[Start Provided entries]

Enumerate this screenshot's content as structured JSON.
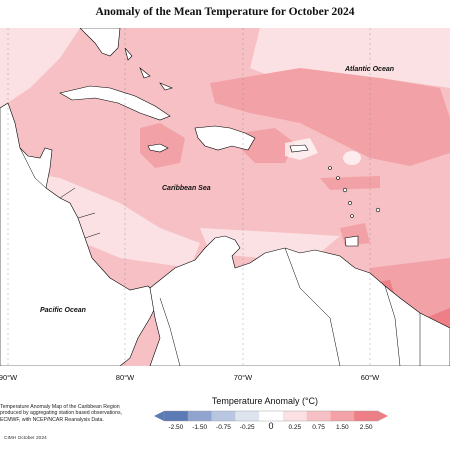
{
  "map": {
    "title": "Anomaly of the Mean Temperature for October 2024",
    "labels": {
      "atlantic": "Atlantic Ocean",
      "caribbean": "Caribbean Sea",
      "pacific": "Pacific Ocean"
    },
    "longitudes": [
      "90°W",
      "80°W",
      "70°W",
      "60°W"
    ],
    "note": [
      "Temperature Anomaly Map of the Caribbean Region",
      "produced by aggregating station based observations,",
      "ECMWF, with NCEP/NCAR Reanalysis Data."
    ],
    "credit": "CIMH October 2024"
  },
  "legend": {
    "title": "Temperature Anomaly (°C)",
    "ticks": [
      "-2.50",
      "-1.50",
      "-0.75",
      "-0.25",
      "0",
      "0.25",
      "0.75",
      "1.50",
      "2.50"
    ],
    "colors": [
      "#5b7bb5",
      "#8fa4cf",
      "#b8c6e0",
      "#dde4ee",
      "#ffffff",
      "#fbe1e3",
      "#f6c0c4",
      "#f2a2a7",
      "#ee7f86"
    ]
  },
  "colors": {
    "land": "#ffffff",
    "coast": "#000000",
    "anom_0_25": "#fbe1e3",
    "anom_0_75": "#f6c0c4",
    "anom_1_50": "#f2a2a7",
    "anom_2_50": "#ee7f86"
  }
}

[End Provided entries]

→ What you need to do
Retype every entry verbatim and exclude the pictures from the copy.

→ Solution for this problem
Enumerate this screenshot's content as structured JSON.
{
  "map": {
    "title": "Anomaly of the Mean Temperature for October 2024",
    "labels": {
      "atlantic": "Atlantic Ocean",
      "caribbean": "Caribbean Sea",
      "pacific": "Pacific Ocean"
    },
    "longitudes": [
      "90°W",
      "80°W",
      "70°W",
      "60°W"
    ],
    "note": [
      "Temperature Anomaly Map of the Caribbean Region",
      "produced by aggregating station based observations,",
      "ECMWF, with NCEP/NCAR Reanalysis Data."
    ],
    "credit": "CIMH October 2024"
  },
  "legend": {
    "title": "Temperature Anomaly (°C)",
    "ticks": [
      "-2.50",
      "-1.50",
      "-0.75",
      "-0.25",
      "0",
      "0.25",
      "0.75",
      "1.50",
      "2.50"
    ],
    "colors": [
      "#5b7bb5",
      "#8fa4cf",
      "#b8c6e0",
      "#dde4ee",
      "#ffffff",
      "#fbe1e3",
      "#f6c0c4",
      "#f2a2a7",
      "#ee7f86"
    ]
  },
  "colors": {
    "land": "#ffffff",
    "coast": "#000000",
    "anom_0_25": "#fbe1e3",
    "anom_0_75": "#f6c0c4",
    "anom_1_50": "#f2a2a7",
    "anom_2_50": "#ee7f86"
  }
}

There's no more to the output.